_EXTRACTED RECORDS_
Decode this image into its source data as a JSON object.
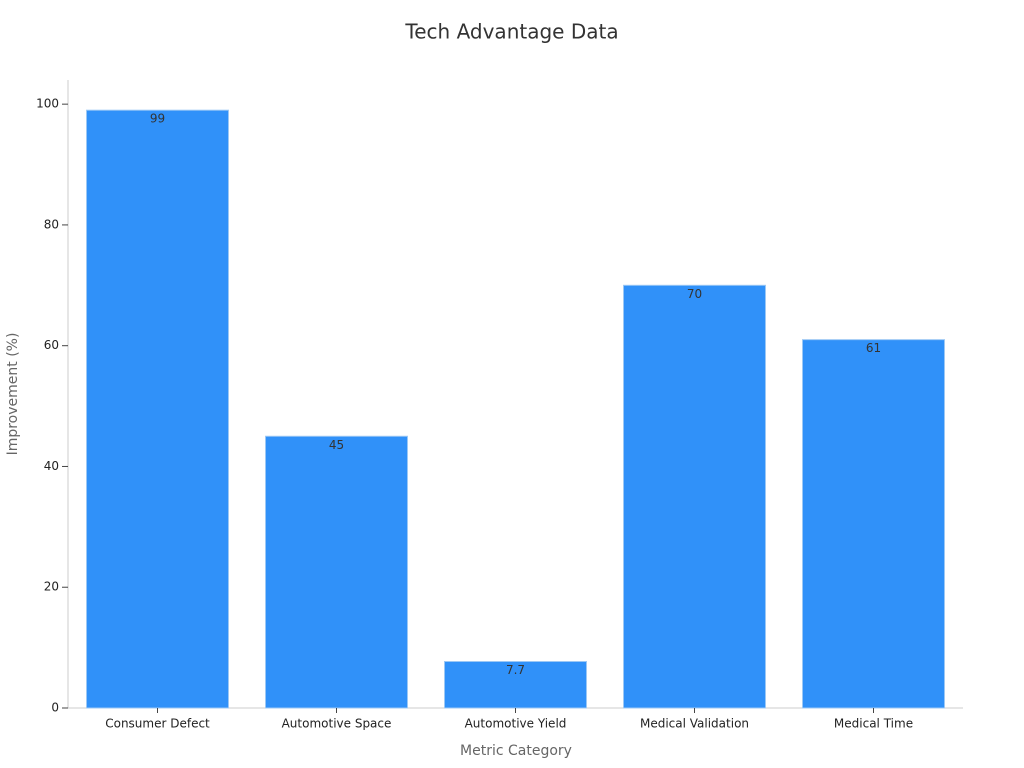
{
  "chart_data": {
    "type": "bar",
    "title": "Tech Advantage Data",
    "x_label": "Metric Category",
    "y_label": "Improvement (%)",
    "categories": [
      "Consumer Defect",
      "Automotive Space",
      "Automotive Yield",
      "Medical Validation",
      "Medical Time"
    ],
    "values": [
      99,
      45,
      7.7,
      70,
      61
    ],
    "color": "#3091f9",
    "ylim": [
      0,
      104
    ],
    "yticks": [
      0,
      20,
      40,
      60,
      80,
      100
    ],
    "grid": false
  }
}
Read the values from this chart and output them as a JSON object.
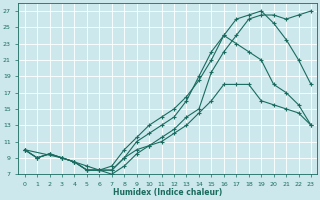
{
  "xlabel": "Humidex (Indice chaleur)",
  "background_color": "#cce8ec",
  "grid_color": "#ffffff",
  "line_color": "#1a6b60",
  "xlim": [
    -0.5,
    23.5
  ],
  "ylim": [
    7,
    28
  ],
  "xticks": [
    0,
    1,
    2,
    3,
    4,
    5,
    6,
    7,
    8,
    9,
    10,
    11,
    12,
    13,
    14,
    15,
    16,
    17,
    18,
    19,
    20,
    21,
    22,
    23
  ],
  "yticks": [
    7,
    9,
    11,
    13,
    15,
    17,
    19,
    21,
    23,
    25,
    27
  ],
  "line1_x": [
    0,
    1,
    2,
    3,
    4,
    5,
    6,
    7,
    8,
    9,
    10,
    11,
    12,
    13,
    14,
    15,
    16,
    17,
    18,
    19,
    20,
    21,
    22,
    23
  ],
  "line1_y": [
    10,
    9,
    9.5,
    9,
    8.5,
    7.5,
    7.5,
    7.5,
    9,
    10,
    10.5,
    11,
    12,
    13,
    14.5,
    16,
    18,
    18,
    18,
    16,
    15.5,
    15,
    14.5,
    13
  ],
  "line2_x": [
    0,
    1,
    2,
    3,
    4,
    5,
    6,
    7,
    8,
    9,
    10,
    11,
    12,
    13,
    14,
    15,
    16,
    17,
    18,
    19,
    20,
    21,
    22,
    23
  ],
  "line2_y": [
    10,
    9,
    9.5,
    9,
    8.5,
    7.5,
    7.5,
    7.5,
    9,
    11,
    12,
    13,
    14,
    16,
    19,
    22,
    24,
    23,
    22,
    21,
    18,
    17,
    15.5,
    13
  ],
  "line3_x": [
    0,
    3,
    4,
    5,
    6,
    7,
    8,
    9,
    10,
    11,
    12,
    13,
    14,
    15,
    16,
    17,
    18,
    19,
    20,
    21,
    22,
    23
  ],
  "line3_y": [
    10,
    9,
    8.5,
    8,
    7.5,
    7,
    8,
    9.5,
    10.5,
    11.5,
    12.5,
    14,
    15,
    19.5,
    22,
    24,
    26,
    26.5,
    26.5,
    26,
    26.5,
    27
  ],
  "line4_x": [
    0,
    1,
    2,
    3,
    4,
    5,
    6,
    7,
    8,
    9,
    10,
    11,
    12,
    13,
    14,
    15,
    16,
    17,
    18,
    19,
    20,
    21,
    22,
    23
  ],
  "line4_y": [
    10,
    9,
    9.5,
    9,
    8.5,
    7.5,
    7.5,
    8,
    10,
    11.5,
    13,
    14,
    15,
    16.5,
    18.5,
    21,
    24,
    26,
    26.5,
    27,
    25.5,
    23.5,
    21,
    18
  ]
}
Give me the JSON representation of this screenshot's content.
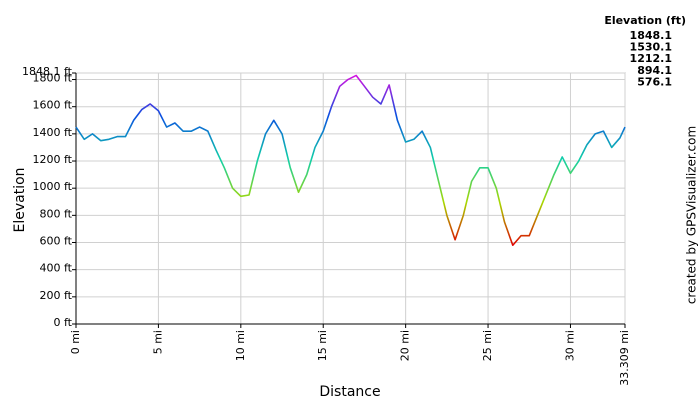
{
  "chart_data": {
    "type": "line",
    "y_label": "Elevation",
    "x_label": "Distance",
    "credit": "created by GPSVisualizer.com",
    "legend_title": "Elevation (ft)",
    "color_scale": [
      {
        "value": 1848.1,
        "color": "#e010e0"
      },
      {
        "value": 1530.1,
        "color": "#0a50e0"
      },
      {
        "value": 1212.1,
        "color": "#10d0a8"
      },
      {
        "value": 894.1,
        "color": "#a8d800"
      },
      {
        "value": 576.1,
        "color": "#e00000"
      }
    ],
    "x": [
      0,
      0.5,
      1,
      1.5,
      2,
      2.5,
      3,
      3.5,
      4,
      4.5,
      5,
      5.5,
      6,
      6.5,
      7,
      7.5,
      8,
      8.5,
      9,
      9.5,
      10,
      10.5,
      11,
      11.5,
      12,
      12.5,
      13,
      13.5,
      14,
      14.5,
      15,
      15.5,
      16,
      16.5,
      17,
      17.5,
      18,
      18.5,
      19,
      19.5,
      20,
      20.5,
      21,
      21.5,
      22,
      22.5,
      23,
      23.5,
      24,
      24.5,
      25,
      25.5,
      26,
      26.5,
      27,
      27.5,
      28,
      28.5,
      29,
      29.5,
      30,
      30.5,
      31,
      31.5,
      32,
      32.5,
      33,
      33.309
    ],
    "values": [
      1450,
      1360,
      1400,
      1350,
      1360,
      1380,
      1380,
      1500,
      1580,
      1620,
      1570,
      1450,
      1480,
      1420,
      1420,
      1450,
      1420,
      1280,
      1150,
      1000,
      940,
      950,
      1200,
      1400,
      1500,
      1400,
      1150,
      970,
      1100,
      1300,
      1420,
      1600,
      1750,
      1800,
      1830,
      1750,
      1670,
      1620,
      1760,
      1500,
      1340,
      1360,
      1420,
      1300,
      1050,
      800,
      620,
      800,
      1050,
      1150,
      1150,
      1000,
      750,
      580,
      650,
      650,
      800,
      950,
      1100,
      1230,
      1110,
      1200,
      1320,
      1400,
      1420,
      1300,
      1370,
      1450
    ],
    "xlim": [
      0,
      33.309
    ],
    "xticks": [
      {
        "value": 0,
        "label": "0 mi"
      },
      {
        "value": 5,
        "label": "5 mi"
      },
      {
        "value": 10,
        "label": "10 mi"
      },
      {
        "value": 15,
        "label": "15 mi"
      },
      {
        "value": 20,
        "label": "20 mi"
      },
      {
        "value": 25,
        "label": "25 mi"
      },
      {
        "value": 30,
        "label": "30 mi"
      },
      {
        "value": 33.309,
        "label": "33.309 mi"
      }
    ],
    "ylim": [
      0,
      1848.1
    ],
    "yticks": [
      {
        "value": 0,
        "label": "0 ft"
      },
      {
        "value": 200,
        "label": "200 ft"
      },
      {
        "value": 400,
        "label": "400 ft"
      },
      {
        "value": 600,
        "label": "600 ft"
      },
      {
        "value": 800,
        "label": "800 ft"
      },
      {
        "value": 1000,
        "label": "1000 ft"
      },
      {
        "value": 1200,
        "label": "1200 ft"
      },
      {
        "value": 1400,
        "label": "1400 ft"
      },
      {
        "value": 1600,
        "label": "1600 ft"
      },
      {
        "value": 1800,
        "label": "1800 ft"
      },
      {
        "value": 1848.1,
        "label": "1848.1 ft"
      }
    ],
    "grid": true
  }
}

_INSTRUCTIONS TO FOLLOW_
Print every record above exactly as written, leaving out the pictures.

_SOLUTION TO THIS EXERCISE_
Decode this image into its source data as a JSON object.
{
  "chart_data": {
    "type": "bar",
    "title": "Tech Advantage Data",
    "x_label": "Metric Category",
    "y_label": "Improvement (%)",
    "categories": [
      "Consumer Defect",
      "Automotive Space",
      "Automotive Yield",
      "Medical Validation",
      "Medical Time"
    ],
    "values": [
      99,
      45,
      7.7,
      70,
      61
    ],
    "color": "#3091f9",
    "ylim": [
      0,
      104
    ],
    "yticks": [
      0,
      20,
      40,
      60,
      80,
      100
    ],
    "grid": false
  }
}
Read the values from this chart and output them as a JSON object.
{
  "xlabel": "Humidex (Indice chaleur)",
  "background_color": "#cce8ec",
  "grid_color": "#ffffff",
  "line_color": "#1a6b60",
  "xlim": [
    -0.5,
    23.5
  ],
  "ylim": [
    7,
    28
  ],
  "xticks": [
    0,
    1,
    2,
    3,
    4,
    5,
    6,
    7,
    8,
    9,
    10,
    11,
    12,
    13,
    14,
    15,
    16,
    17,
    18,
    19,
    20,
    21,
    22,
    23
  ],
  "yticks": [
    7,
    9,
    11,
    13,
    15,
    17,
    19,
    21,
    23,
    25,
    27
  ],
  "line1_x": [
    0,
    1,
    2,
    3,
    4,
    5,
    6,
    7,
    8,
    9,
    10,
    11,
    12,
    13,
    14,
    15,
    16,
    17,
    18,
    19,
    20,
    21,
    22,
    23
  ],
  "line1_y": [
    10,
    9,
    9.5,
    9,
    8.5,
    7.5,
    7.5,
    7.5,
    9,
    10,
    10.5,
    11,
    12,
    13,
    14.5,
    16,
    18,
    18,
    18,
    16,
    15.5,
    15,
    14.5,
    13
  ],
  "line2_x": [
    0,
    1,
    2,
    3,
    4,
    5,
    6,
    7,
    8,
    9,
    10,
    11,
    12,
    13,
    14,
    15,
    16,
    17,
    18,
    19,
    20,
    21,
    22,
    23
  ],
  "line2_y": [
    10,
    9,
    9.5,
    9,
    8.5,
    7.5,
    7.5,
    7.5,
    9,
    11,
    12,
    13,
    14,
    16,
    19,
    22,
    24,
    23,
    22,
    21,
    18,
    17,
    15.5,
    13
  ],
  "line3_x": [
    0,
    3,
    4,
    5,
    6,
    7,
    8,
    9,
    10,
    11,
    12,
    13,
    14,
    15,
    16,
    17,
    18,
    19,
    20,
    21,
    22,
    23
  ],
  "line3_y": [
    10,
    9,
    8.5,
    8,
    7.5,
    7,
    8,
    9.5,
    10.5,
    11.5,
    12.5,
    14,
    15,
    19.5,
    22,
    24,
    26,
    26.5,
    26.5,
    26,
    26.5,
    27
  ],
  "line4_x": [
    0,
    1,
    2,
    3,
    4,
    5,
    6,
    7,
    8,
    9,
    10,
    11,
    12,
    13,
    14,
    15,
    16,
    17,
    18,
    19,
    20,
    21,
    22,
    23
  ],
  "line4_y": [
    10,
    9,
    9.5,
    9,
    8.5,
    7.5,
    7.5,
    8,
    10,
    11.5,
    13,
    14,
    15,
    16.5,
    18.5,
    21,
    24,
    26,
    26.5,
    27,
    25.5,
    23.5,
    21,
    18
  ]
}
Give me the JSON representation of this screenshot's content.
{
  "chart_data": {
    "type": "line",
    "y_label": "Elevation",
    "x_label": "Distance",
    "credit": "created by GPSVisualizer.com",
    "legend_title": "Elevation (ft)",
    "color_scale": [
      {
        "value": 1848.1,
        "color": "#e010e0"
      },
      {
        "value": 1530.1,
        "color": "#0a50e0"
      },
      {
        "value": 1212.1,
        "color": "#10d0a8"
      },
      {
        "value": 894.1,
        "color": "#a8d800"
      },
      {
        "value": 576.1,
        "color": "#e00000"
      }
    ],
    "x": [
      0,
      0.5,
      1,
      1.5,
      2,
      2.5,
      3,
      3.5,
      4,
      4.5,
      5,
      5.5,
      6,
      6.5,
      7,
      7.5,
      8,
      8.5,
      9,
      9.5,
      10,
      10.5,
      11,
      11.5,
      12,
      12.5,
      13,
      13.5,
      14,
      14.5,
      15,
      15.5,
      16,
      16.5,
      17,
      17.5,
      18,
      18.5,
      19,
      19.5,
      20,
      20.5,
      21,
      21.5,
      22,
      22.5,
      23,
      23.5,
      24,
      24.5,
      25,
      25.5,
      26,
      26.5,
      27,
      27.5,
      28,
      28.5,
      29,
      29.5,
      30,
      30.5,
      31,
      31.5,
      32,
      32.5,
      33,
      33.309
    ],
    "values": [
      1450,
      1360,
      1400,
      1350,
      1360,
      1380,
      1380,
      1500,
      1580,
      1620,
      1570,
      1450,
      1480,
      1420,
      1420,
      1450,
      1420,
      1280,
      1150,
      1000,
      940,
      950,
      1200,
      1400,
      1500,
      1400,
      1150,
      970,
      1100,
      1300,
      1420,
      1600,
      1750,
      1800,
      1830,
      1750,
      1670,
      1620,
      1760,
      1500,
      1340,
      1360,
      1420,
      1300,
      1050,
      800,
      620,
      800,
      1050,
      1150,
      1150,
      1000,
      750,
      580,
      650,
      650,
      800,
      950,
      1100,
      1230,
      1110,
      1200,
      1320,
      1400,
      1420,
      1300,
      1370,
      1450
    ],
    "xlim": [
      0,
      33.309
    ],
    "xticks": [
      {
        "value": 0,
        "label": "0 mi"
      },
      {
        "value": 5,
        "label": "5 mi"
      },
      {
        "value": 10,
        "label": "10 mi"
      },
      {
        "value": 15,
        "label": "15 mi"
      },
      {
        "value": 20,
        "label": "20 mi"
      },
      {
        "value": 25,
        "label": "25 mi"
      },
      {
        "value": 30,
        "label": "30 mi"
      },
      {
        "value": 33.309,
        "label": "33.309 mi"
      }
    ],
    "ylim": [
      0,
      1848.1
    ],
    "yticks": [
      {
        "value": 0,
        "label": "0 ft"
      },
      {
        "value": 200,
        "label": "200 ft"
      },
      {
        "value": 400,
        "label": "400 ft"
      },
      {
        "value": 600,
        "label": "600 ft"
      },
      {
        "value": 800,
        "label": "800 ft"
      },
      {
        "value": 1000,
        "label": "1000 ft"
      },
      {
        "value": 1200,
        "label": "1200 ft"
      },
      {
        "value": 1400,
        "label": "1400 ft"
      },
      {
        "value": 1600,
        "label": "1600 ft"
      },
      {
        "value": 1800,
        "label": "1800 ft"
      },
      {
        "value": 1848.1,
        "label": "1848.1 ft"
      }
    ],
    "grid": true
  }
}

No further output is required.